## Material provided
>> begin

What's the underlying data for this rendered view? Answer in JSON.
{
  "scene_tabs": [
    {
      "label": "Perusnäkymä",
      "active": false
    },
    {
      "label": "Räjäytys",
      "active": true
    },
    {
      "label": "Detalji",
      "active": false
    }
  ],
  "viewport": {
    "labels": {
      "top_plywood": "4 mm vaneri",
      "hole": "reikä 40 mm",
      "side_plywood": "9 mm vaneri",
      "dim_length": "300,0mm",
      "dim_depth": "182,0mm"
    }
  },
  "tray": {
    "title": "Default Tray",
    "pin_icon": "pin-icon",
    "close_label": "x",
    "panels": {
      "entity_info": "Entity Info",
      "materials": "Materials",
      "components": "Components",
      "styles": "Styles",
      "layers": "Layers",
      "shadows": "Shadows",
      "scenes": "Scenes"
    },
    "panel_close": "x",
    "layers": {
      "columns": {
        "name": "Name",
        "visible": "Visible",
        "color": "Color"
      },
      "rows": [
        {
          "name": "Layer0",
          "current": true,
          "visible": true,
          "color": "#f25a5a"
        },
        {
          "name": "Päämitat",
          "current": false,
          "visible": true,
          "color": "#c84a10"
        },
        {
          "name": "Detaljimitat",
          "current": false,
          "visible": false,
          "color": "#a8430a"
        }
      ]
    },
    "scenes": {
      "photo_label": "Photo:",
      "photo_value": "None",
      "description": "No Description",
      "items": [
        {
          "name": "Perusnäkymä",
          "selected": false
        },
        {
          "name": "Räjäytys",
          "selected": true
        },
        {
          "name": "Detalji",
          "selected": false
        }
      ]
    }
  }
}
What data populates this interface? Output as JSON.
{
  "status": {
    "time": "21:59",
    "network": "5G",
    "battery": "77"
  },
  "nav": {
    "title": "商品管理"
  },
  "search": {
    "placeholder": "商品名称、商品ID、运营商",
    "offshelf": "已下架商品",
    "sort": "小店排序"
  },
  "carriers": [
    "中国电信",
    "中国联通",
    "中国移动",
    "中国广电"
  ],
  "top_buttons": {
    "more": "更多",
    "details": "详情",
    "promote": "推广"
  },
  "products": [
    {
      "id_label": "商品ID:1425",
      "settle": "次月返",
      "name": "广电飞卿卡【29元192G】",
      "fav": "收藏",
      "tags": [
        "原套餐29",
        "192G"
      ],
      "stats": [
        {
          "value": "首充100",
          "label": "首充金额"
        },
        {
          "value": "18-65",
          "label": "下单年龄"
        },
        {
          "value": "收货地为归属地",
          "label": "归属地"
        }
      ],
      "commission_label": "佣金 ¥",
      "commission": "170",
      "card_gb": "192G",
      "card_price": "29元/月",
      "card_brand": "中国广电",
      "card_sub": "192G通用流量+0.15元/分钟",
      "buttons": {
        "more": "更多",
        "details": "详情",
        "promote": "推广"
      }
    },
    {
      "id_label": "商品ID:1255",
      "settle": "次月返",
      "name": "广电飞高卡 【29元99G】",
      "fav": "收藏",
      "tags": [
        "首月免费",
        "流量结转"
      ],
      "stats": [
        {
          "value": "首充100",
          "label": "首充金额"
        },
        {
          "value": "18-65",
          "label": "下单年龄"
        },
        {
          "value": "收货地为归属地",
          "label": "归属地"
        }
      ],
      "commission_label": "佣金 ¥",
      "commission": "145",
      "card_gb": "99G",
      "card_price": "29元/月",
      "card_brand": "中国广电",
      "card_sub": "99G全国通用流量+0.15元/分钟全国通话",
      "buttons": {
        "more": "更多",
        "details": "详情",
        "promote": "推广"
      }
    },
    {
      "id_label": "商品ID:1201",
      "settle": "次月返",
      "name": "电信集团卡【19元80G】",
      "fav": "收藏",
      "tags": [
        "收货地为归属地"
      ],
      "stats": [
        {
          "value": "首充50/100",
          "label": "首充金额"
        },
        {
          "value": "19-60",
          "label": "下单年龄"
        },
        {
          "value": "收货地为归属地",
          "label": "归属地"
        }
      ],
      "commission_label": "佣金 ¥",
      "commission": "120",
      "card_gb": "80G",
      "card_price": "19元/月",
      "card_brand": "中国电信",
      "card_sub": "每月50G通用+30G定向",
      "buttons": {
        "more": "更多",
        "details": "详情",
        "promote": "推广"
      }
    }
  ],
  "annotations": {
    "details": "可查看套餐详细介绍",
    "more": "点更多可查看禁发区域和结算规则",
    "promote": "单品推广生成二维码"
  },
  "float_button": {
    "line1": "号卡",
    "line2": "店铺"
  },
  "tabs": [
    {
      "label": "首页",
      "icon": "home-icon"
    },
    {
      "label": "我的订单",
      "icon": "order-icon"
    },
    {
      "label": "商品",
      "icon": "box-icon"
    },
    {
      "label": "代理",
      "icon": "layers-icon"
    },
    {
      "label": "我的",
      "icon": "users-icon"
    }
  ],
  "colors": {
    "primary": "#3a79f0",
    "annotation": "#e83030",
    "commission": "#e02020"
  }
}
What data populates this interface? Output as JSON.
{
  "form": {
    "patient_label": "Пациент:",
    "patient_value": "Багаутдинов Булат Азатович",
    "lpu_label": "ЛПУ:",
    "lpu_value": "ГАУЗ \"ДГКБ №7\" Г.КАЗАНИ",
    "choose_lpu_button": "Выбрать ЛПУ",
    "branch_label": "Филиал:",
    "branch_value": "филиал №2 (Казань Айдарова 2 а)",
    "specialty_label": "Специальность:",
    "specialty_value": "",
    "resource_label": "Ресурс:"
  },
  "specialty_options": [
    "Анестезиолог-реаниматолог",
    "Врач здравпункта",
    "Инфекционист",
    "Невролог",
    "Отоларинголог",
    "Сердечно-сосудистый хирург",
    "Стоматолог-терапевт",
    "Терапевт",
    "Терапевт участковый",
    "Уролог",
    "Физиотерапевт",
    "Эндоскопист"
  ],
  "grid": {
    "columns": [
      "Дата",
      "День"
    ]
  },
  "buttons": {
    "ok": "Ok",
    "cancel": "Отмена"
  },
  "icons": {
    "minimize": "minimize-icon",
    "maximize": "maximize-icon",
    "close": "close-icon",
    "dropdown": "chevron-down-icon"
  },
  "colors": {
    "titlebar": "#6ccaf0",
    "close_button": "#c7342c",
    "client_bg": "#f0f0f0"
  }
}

>> end

## Aim of the exercise
Set down the material above again, word for word.

## Task answer
What's the underlying data for this rendered view? Answer in JSON.
{
  "scene_tabs": [
    {
      "label": "Perusnäkymä",
      "active": false
    },
    {
      "label": "Räjäytys",
      "active": true
    },
    {
      "label": "Detalji",
      "active": false
    }
  ],
  "viewport": {
    "labels": {
      "top_plywood": "4 mm vaneri",
      "hole": "reikä 40 mm",
      "side_plywood": "9 mm vaneri",
      "dim_length": "300,0mm",
      "dim_depth": "182,0mm"
    }
  },
  "tray": {
    "title": "Default Tray",
    "pin_icon": "pin-icon",
    "close_label": "x",
    "panels": {
      "entity_info": "Entity Info",
      "materials": "Materials",
      "components": "Components",
      "styles": "Styles",
      "layers": "Layers",
      "shadows": "Shadows",
      "scenes": "Scenes"
    },
    "panel_close": "x",
    "layers": {
      "columns": {
        "name": "Name",
        "visible": "Visible",
        "color": "Color"
      },
      "rows": [
        {
          "name": "Layer0",
          "current": true,
          "visible": true,
          "color": "#f25a5a"
        },
        {
          "name": "Päämitat",
          "current": false,
          "visible": true,
          "color": "#c84a10"
        },
        {
          "name": "Detaljimitat",
          "current": false,
          "visible": false,
          "color": "#a8430a"
        }
      ]
    },
    "scenes": {
      "photo_label": "Photo:",
      "photo_value": "None",
      "description": "No Description",
      "items": [
        {
          "name": "Perusnäkymä",
          "selected": false
        },
        {
          "name": "Räjäytys",
          "selected": true
        },
        {
          "name": "Detalji",
          "selected": false
        }
      ]
    }
  }
}
What data populates this interface? Output as JSON.
{
  "status": {
    "time": "21:59",
    "network": "5G",
    "battery": "77"
  },
  "nav": {
    "title": "商品管理"
  },
  "search": {
    "placeholder": "商品名称、商品ID、运营商",
    "offshelf": "已下架商品",
    "sort": "小店排序"
  },
  "carriers": [
    "中国电信",
    "中国联通",
    "中国移动",
    "中国广电"
  ],
  "top_buttons": {
    "more": "更多",
    "details": "详情",
    "promote": "推广"
  },
  "products": [
    {
      "id_label": "商品ID:1425",
      "settle": "次月返",
      "name": "广电飞卿卡【29元192G】",
      "fav": "收藏",
      "tags": [
        "原套餐29",
        "192G"
      ],
      "stats": [
        {
          "value": "首充100",
          "label": "首充金额"
        },
        {
          "value": "18-65",
          "label": "下单年龄"
        },
        {
          "value": "收货地为归属地",
          "label": "归属地"
        }
      ],
      "commission_label": "佣金 ¥",
      "commission": "170",
      "card_gb": "192G",
      "card_price": "29元/月",
      "card_brand": "中国广电",
      "card_sub": "192G通用流量+0.15元/分钟",
      "buttons": {
        "more": "更多",
        "details": "详情",
        "promote": "推广"
      }
    },
    {
      "id_label": "商品ID:1255",
      "settle": "次月返",
      "name": "广电飞高卡 【29元99G】",
      "fav": "收藏",
      "tags": [
        "首月免费",
        "流量结转"
      ],
      "stats": [
        {
          "value": "首充100",
          "label": "首充金额"
        },
        {
          "value": "18-65",
          "label": "下单年龄"
        },
        {
          "value": "收货地为归属地",
          "label": "归属地"
        }
      ],
      "commission_label": "佣金 ¥",
      "commission": "145",
      "card_gb": "99G",
      "card_price": "29元/月",
      "card_brand": "中国广电",
      "card_sub": "99G全国通用流量+0.15元/分钟全国通话",
      "buttons": {
        "more": "更多",
        "details": "详情",
        "promote": "推广"
      }
    },
    {
      "id_label": "商品ID:1201",
      "settle": "次月返",
      "name": "电信集团卡【19元80G】",
      "fav": "收藏",
      "tags": [
        "收货地为归属地"
      ],
      "stats": [
        {
          "value": "首充50/100",
          "label": "首充金额"
        },
        {
          "value": "19-60",
          "label": "下单年龄"
        },
        {
          "value": "收货地为归属地",
          "label": "归属地"
        }
      ],
      "commission_label": "佣金 ¥",
      "commission": "120",
      "card_gb": "80G",
      "card_price": "19元/月",
      "card_brand": "中国电信",
      "card_sub": "每月50G通用+30G定向",
      "buttons": {
        "more": "更多",
        "details": "详情",
        "promote": "推广"
      }
    }
  ],
  "annotations": {
    "details": "可查看套餐详细介绍",
    "more": "点更多可查看禁发区域和结算规则",
    "promote": "单品推广生成二维码"
  },
  "float_button": {
    "line1": "号卡",
    "line2": "店铺"
  },
  "tabs": [
    {
      "label": "首页",
      "icon": "home-icon"
    },
    {
      "label": "我的订单",
      "icon": "order-icon"
    },
    {
      "label": "商品",
      "icon": "box-icon"
    },
    {
      "label": "代理",
      "icon": "layers-icon"
    },
    {
      "label": "我的",
      "icon": "users-icon"
    }
  ],
  "colors": {
    "primary": "#3a79f0",
    "annotation": "#e83030",
    "commission": "#e02020"
  }
}
What data populates this interface? Output as JSON.
{
  "form": {
    "patient_label": "Пациент:",
    "patient_value": "Багаутдинов Булат Азатович",
    "lpu_label": "ЛПУ:",
    "lpu_value": "ГАУЗ \"ДГКБ №7\" Г.КАЗАНИ",
    "choose_lpu_button": "Выбрать ЛПУ",
    "branch_label": "Филиал:",
    "branch_value": "филиал №2 (Казань Айдарова 2 а)",
    "specialty_label": "Специальность:",
    "specialty_value": "",
    "resource_label": "Ресурс:"
  },
  "specialty_options": [
    "Анестезиолог-реаниматолог",
    "Врач здравпункта",
    "Инфекционист",
    "Невролог",
    "Отоларинголог",
    "Сердечно-сосудистый хирург",
    "Стоматолог-терапевт",
    "Терапевт",
    "Терапевт участковый",
    "Уролог",
    "Физиотерапевт",
    "Эндоскопист"
  ],
  "grid": {
    "columns": [
      "Дата",
      "День"
    ]
  },
  "buttons": {
    "ok": "Ok",
    "cancel": "Отмена"
  },
  "icons": {
    "minimize": "minimize-icon",
    "maximize": "maximize-icon",
    "close": "close-icon",
    "dropdown": "chevron-down-icon"
  },
  "colors": {
    "titlebar": "#6ccaf0",
    "close_button": "#c7342c",
    "client_bg": "#f0f0f0"
  }
}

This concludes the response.